- [WRITTEN REQUEST] Count every line in the entries that follow where the word "номенклатуры" appears, then state only the total.

- [EXCERPTED RECORDS]
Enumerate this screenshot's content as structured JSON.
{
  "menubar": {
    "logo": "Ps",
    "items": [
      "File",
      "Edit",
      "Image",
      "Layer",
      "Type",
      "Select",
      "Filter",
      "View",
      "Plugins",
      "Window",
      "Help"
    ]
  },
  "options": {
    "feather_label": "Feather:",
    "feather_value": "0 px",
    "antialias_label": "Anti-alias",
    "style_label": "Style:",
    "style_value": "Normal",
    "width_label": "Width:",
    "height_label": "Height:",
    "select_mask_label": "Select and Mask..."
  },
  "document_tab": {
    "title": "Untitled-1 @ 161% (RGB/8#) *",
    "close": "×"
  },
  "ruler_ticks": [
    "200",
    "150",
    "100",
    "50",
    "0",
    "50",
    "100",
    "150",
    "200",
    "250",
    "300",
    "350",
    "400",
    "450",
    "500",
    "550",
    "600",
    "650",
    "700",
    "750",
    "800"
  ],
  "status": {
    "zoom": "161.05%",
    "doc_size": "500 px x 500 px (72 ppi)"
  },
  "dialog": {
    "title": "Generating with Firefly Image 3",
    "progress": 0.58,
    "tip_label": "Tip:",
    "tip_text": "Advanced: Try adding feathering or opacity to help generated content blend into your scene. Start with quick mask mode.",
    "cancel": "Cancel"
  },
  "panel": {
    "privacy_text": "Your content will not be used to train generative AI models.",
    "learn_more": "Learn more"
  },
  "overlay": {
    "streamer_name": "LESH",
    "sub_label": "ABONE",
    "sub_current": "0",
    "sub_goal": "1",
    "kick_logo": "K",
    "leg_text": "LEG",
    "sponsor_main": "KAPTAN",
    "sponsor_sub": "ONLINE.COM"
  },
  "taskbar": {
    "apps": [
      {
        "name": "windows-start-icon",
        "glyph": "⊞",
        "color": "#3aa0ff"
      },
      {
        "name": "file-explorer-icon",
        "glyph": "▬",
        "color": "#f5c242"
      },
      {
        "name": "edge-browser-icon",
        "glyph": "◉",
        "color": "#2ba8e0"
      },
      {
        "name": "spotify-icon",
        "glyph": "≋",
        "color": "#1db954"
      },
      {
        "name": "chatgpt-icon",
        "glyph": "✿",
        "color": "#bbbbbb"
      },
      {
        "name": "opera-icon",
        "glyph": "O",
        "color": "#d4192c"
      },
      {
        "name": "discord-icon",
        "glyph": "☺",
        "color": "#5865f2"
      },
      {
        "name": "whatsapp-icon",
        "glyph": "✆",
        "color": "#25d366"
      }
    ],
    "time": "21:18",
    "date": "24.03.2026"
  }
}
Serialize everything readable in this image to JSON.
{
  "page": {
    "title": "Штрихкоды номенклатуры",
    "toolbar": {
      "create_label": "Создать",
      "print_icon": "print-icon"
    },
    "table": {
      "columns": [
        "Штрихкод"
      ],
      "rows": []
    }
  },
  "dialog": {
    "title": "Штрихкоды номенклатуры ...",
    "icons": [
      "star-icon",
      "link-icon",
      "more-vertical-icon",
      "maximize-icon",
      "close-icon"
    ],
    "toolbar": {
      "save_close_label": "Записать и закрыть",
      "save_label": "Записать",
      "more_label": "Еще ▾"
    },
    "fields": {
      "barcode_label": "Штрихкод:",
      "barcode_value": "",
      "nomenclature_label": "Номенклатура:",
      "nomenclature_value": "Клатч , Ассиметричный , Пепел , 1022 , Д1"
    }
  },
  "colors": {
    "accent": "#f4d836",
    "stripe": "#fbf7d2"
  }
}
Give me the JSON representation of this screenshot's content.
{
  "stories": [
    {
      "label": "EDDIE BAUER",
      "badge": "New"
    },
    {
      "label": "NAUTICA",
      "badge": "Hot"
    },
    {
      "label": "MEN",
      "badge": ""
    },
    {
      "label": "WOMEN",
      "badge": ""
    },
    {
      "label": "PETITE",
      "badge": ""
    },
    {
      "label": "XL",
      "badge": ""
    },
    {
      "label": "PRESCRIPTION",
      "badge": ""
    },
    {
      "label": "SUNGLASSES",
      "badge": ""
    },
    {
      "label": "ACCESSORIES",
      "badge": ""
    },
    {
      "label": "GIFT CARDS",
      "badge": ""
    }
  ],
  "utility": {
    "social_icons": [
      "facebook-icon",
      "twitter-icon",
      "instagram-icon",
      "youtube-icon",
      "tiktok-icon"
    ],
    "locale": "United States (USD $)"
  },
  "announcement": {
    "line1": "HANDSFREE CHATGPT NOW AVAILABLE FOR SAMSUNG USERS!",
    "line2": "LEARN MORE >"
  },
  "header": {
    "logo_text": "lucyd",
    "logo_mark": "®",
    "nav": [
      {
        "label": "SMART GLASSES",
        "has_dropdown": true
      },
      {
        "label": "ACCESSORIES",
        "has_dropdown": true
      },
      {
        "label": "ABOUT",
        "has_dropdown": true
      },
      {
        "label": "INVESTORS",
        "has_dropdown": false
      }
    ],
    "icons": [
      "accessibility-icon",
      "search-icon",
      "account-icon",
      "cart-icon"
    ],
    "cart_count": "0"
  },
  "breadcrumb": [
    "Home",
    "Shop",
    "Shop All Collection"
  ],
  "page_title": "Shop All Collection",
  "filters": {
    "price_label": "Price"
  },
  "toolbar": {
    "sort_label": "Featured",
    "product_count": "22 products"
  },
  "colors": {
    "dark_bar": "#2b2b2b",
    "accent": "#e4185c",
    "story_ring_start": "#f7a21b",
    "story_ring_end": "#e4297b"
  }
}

- [OUTPUT OF THE TASK] 2